● **WRITTEN REQUEST**: All of the data needs to be repeated exactly.

● **ITEMS**:
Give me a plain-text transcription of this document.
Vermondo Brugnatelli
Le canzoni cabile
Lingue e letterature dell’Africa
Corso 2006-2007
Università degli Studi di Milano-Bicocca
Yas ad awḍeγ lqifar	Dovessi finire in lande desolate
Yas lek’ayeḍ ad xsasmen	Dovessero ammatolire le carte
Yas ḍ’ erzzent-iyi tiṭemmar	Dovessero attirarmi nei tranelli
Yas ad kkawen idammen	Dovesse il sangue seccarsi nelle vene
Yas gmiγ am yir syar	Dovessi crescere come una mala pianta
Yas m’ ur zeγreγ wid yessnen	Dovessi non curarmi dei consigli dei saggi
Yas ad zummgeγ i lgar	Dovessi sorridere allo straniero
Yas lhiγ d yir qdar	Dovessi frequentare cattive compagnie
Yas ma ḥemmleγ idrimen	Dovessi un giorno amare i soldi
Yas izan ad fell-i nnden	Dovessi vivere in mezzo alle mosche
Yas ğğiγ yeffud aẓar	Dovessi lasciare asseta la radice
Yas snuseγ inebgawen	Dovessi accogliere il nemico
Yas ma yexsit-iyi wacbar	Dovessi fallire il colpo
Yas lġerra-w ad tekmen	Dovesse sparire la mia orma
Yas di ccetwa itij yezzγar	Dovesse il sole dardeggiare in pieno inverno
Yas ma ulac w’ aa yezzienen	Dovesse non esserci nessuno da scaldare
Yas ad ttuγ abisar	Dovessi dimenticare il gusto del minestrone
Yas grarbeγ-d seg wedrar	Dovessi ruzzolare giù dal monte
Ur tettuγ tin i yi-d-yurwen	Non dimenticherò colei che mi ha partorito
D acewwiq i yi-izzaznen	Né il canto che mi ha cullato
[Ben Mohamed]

● **THE SOLUTION**:
Give me a plain-text transcription of this document.
Vermondo Brugnatelli
Le canzoni cabile
Lingue e letterature dell’Africa
Corso 2006-2007
Università degli Studi di Milano-Bicocca
Yas ad awḍeγ lqifar	Dovessi finire in lande desolate
Yas lek’ayeḍ ad xsasmen	Dovessero ammatolire le carte
Yas ḍ’ erzzent-iyi tiṭemmar	Dovessero attirarmi nei tranelli
Yas ad kkawen idammen	Dovesse il sangue seccarsi nelle vene
Yas gmiγ am yir syar	Dovessi crescere come una mala pianta
Yas m’ ur zeγreγ wid yessnen	Dovessi non curarmi dei consigli dei saggi
Yas ad zummgeγ i lgar	Dovessi sorridere allo straniero
Yas lhiγ d yir qdar	Dovessi frequentare cattive compagnie
Yas ma ḥemmleγ idrimen	Dovessi un giorno amare i soldi
Yas izan ad fell-i nnden	Dovessi vivere in mezzo alle mosche
Yas ğğiγ yeffud aẓar	Dovessi lasciare asseta la radice
Yas snuseγ inebgawen	Dovessi accogliere il nemico
Yas ma yexsit-iyi wacbar	Dovessi fallire il colpo
Yas lġerra-w ad tekmen	Dovesse sparire la mia orma
Yas di ccetwa itij yezzγar	Dovesse il sole dardeggiare in pieno inverno
Yas ma ulac w’ aa yezzienen	Dovesse non esserci nessuno da scaldare
Yas ad ttuγ abisar	Dovessi dimenticare il gusto del minestrone
Yas grarbeγ-d seg wedrar	Dovessi ruzzolare giù dal monte
Ur tettuγ tin i yi-d-yurwen	Non dimenticherò colei che mi ha partorito
D acewwiq i yi-izzaznen	Né il canto che mi ha cullato
[Ben Mohamed]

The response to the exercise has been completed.